Stated goal: Using the listing below, extract each line that has the word "document" in it.
+ + + + +
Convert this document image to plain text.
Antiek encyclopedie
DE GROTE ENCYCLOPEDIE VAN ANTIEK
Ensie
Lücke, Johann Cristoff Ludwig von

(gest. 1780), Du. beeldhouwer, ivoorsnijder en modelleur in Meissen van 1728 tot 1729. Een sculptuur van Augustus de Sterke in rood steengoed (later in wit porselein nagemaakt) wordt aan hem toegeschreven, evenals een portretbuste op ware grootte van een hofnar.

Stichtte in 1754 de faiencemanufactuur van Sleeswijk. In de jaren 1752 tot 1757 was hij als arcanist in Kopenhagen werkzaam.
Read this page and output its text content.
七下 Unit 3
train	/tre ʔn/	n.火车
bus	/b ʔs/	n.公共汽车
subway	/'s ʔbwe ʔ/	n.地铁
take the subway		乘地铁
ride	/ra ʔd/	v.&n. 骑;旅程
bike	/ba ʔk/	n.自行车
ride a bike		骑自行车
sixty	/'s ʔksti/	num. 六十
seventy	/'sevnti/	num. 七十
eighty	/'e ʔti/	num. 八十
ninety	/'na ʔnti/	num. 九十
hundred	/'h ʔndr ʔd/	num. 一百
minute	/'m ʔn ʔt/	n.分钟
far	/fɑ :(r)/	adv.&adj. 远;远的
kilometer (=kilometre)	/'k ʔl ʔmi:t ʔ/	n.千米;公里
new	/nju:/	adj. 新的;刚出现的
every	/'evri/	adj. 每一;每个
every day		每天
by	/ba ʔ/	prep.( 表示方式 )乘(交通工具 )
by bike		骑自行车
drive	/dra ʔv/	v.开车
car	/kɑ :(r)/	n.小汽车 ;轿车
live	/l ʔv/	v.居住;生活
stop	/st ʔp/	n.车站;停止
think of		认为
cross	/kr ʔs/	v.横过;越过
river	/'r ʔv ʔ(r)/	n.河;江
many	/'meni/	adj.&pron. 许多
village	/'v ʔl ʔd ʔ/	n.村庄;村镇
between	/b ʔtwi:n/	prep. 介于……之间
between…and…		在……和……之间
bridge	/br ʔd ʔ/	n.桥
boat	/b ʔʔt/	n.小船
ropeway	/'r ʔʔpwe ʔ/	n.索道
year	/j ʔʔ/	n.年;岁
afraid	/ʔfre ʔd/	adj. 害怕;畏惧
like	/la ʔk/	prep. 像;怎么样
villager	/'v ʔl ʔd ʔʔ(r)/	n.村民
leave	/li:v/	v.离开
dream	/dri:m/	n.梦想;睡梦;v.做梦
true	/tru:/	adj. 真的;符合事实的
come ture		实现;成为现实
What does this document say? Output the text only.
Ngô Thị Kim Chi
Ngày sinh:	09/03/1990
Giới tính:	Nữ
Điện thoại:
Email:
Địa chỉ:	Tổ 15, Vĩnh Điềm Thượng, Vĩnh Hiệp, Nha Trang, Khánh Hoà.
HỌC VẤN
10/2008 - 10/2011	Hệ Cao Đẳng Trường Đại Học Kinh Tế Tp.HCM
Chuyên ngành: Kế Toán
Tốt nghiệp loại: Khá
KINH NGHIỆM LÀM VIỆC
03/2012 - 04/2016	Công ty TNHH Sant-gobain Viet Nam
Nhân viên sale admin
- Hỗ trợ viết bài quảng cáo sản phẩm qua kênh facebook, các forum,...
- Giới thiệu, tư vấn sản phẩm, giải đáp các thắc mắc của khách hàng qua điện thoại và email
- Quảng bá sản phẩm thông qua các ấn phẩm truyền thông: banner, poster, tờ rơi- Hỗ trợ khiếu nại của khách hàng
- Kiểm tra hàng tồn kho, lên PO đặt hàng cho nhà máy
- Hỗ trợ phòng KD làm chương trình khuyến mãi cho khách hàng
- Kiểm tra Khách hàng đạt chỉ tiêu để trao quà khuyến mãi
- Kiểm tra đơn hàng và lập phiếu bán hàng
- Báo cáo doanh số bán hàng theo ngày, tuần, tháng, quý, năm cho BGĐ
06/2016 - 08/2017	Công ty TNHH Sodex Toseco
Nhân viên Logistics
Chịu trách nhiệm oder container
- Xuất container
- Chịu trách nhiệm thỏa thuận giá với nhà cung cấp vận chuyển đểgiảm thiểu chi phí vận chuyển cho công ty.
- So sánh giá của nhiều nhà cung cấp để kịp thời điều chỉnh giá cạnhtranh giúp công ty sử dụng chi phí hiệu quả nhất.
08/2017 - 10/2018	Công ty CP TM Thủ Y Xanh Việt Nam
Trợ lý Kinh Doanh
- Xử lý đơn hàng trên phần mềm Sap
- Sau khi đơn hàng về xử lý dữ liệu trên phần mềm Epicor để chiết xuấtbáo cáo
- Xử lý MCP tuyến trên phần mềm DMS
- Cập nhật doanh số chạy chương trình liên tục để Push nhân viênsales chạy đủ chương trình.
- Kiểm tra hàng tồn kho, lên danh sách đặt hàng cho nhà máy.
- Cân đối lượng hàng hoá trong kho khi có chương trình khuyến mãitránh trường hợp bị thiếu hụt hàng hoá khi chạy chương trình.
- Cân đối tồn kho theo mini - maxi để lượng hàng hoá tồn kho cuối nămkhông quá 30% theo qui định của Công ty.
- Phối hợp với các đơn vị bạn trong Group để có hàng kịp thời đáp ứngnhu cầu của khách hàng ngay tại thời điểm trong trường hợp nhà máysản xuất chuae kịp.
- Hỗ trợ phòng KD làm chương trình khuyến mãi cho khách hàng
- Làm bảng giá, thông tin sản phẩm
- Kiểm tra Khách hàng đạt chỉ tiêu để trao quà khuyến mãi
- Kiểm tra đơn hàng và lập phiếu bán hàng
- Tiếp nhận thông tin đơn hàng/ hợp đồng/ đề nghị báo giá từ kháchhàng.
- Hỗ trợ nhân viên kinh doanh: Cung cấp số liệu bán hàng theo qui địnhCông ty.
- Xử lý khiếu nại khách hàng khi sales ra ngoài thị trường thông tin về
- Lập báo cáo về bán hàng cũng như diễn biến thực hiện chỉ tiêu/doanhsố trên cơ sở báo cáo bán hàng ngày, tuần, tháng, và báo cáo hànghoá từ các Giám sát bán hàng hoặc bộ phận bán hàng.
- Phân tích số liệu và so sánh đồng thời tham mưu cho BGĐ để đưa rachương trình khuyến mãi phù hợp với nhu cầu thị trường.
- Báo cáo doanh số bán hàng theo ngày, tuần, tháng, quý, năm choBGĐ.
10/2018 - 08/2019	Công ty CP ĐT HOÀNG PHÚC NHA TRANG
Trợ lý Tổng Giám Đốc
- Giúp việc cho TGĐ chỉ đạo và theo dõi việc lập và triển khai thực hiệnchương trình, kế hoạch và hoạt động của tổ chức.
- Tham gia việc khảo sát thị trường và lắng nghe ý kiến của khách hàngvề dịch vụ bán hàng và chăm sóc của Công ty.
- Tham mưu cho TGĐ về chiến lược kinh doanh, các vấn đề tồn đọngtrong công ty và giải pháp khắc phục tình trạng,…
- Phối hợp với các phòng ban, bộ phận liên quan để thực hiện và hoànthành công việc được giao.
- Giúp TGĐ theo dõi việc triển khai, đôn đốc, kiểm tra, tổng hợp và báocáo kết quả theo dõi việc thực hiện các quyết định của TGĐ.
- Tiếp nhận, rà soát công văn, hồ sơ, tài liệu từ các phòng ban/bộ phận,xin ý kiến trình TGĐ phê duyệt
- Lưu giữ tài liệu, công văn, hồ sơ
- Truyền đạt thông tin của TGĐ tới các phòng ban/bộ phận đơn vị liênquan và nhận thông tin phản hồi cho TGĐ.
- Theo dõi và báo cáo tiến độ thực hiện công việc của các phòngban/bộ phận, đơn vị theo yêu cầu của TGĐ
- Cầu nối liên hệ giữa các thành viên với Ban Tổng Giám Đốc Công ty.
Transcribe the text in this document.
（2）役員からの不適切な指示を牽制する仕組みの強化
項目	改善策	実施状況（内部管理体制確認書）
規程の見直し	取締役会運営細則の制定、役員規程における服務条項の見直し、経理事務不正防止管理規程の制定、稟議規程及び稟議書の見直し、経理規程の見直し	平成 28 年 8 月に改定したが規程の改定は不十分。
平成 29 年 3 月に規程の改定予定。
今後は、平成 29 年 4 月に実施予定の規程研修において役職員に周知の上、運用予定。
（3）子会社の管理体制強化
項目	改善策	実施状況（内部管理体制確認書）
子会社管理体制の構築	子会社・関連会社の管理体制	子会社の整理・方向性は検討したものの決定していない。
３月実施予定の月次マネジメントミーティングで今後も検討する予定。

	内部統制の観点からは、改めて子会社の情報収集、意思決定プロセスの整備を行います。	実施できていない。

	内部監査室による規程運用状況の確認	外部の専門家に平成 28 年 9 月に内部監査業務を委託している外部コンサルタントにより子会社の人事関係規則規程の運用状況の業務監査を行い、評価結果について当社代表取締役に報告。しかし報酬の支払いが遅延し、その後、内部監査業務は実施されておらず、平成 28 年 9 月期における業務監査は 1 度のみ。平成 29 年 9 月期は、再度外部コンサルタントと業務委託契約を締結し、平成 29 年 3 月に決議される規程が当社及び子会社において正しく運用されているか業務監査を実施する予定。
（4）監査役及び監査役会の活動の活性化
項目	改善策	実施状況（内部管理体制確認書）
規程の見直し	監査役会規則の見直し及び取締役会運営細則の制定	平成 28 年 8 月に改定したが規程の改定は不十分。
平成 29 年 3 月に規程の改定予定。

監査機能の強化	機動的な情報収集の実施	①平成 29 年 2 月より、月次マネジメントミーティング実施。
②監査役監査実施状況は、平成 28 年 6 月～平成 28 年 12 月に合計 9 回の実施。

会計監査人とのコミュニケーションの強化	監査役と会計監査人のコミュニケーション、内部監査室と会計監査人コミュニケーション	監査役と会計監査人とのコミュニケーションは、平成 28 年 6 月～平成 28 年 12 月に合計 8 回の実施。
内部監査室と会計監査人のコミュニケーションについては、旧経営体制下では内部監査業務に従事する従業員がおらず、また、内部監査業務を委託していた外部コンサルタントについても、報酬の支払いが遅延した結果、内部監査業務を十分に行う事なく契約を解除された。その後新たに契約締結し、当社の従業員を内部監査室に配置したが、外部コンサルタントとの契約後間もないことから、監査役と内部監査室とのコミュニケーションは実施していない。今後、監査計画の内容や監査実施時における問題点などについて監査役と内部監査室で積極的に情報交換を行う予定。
+ + + + +
Response to this task:
Convert this document image to plain text.
What does this document say? Output the text only.
Transcribe the text in this document.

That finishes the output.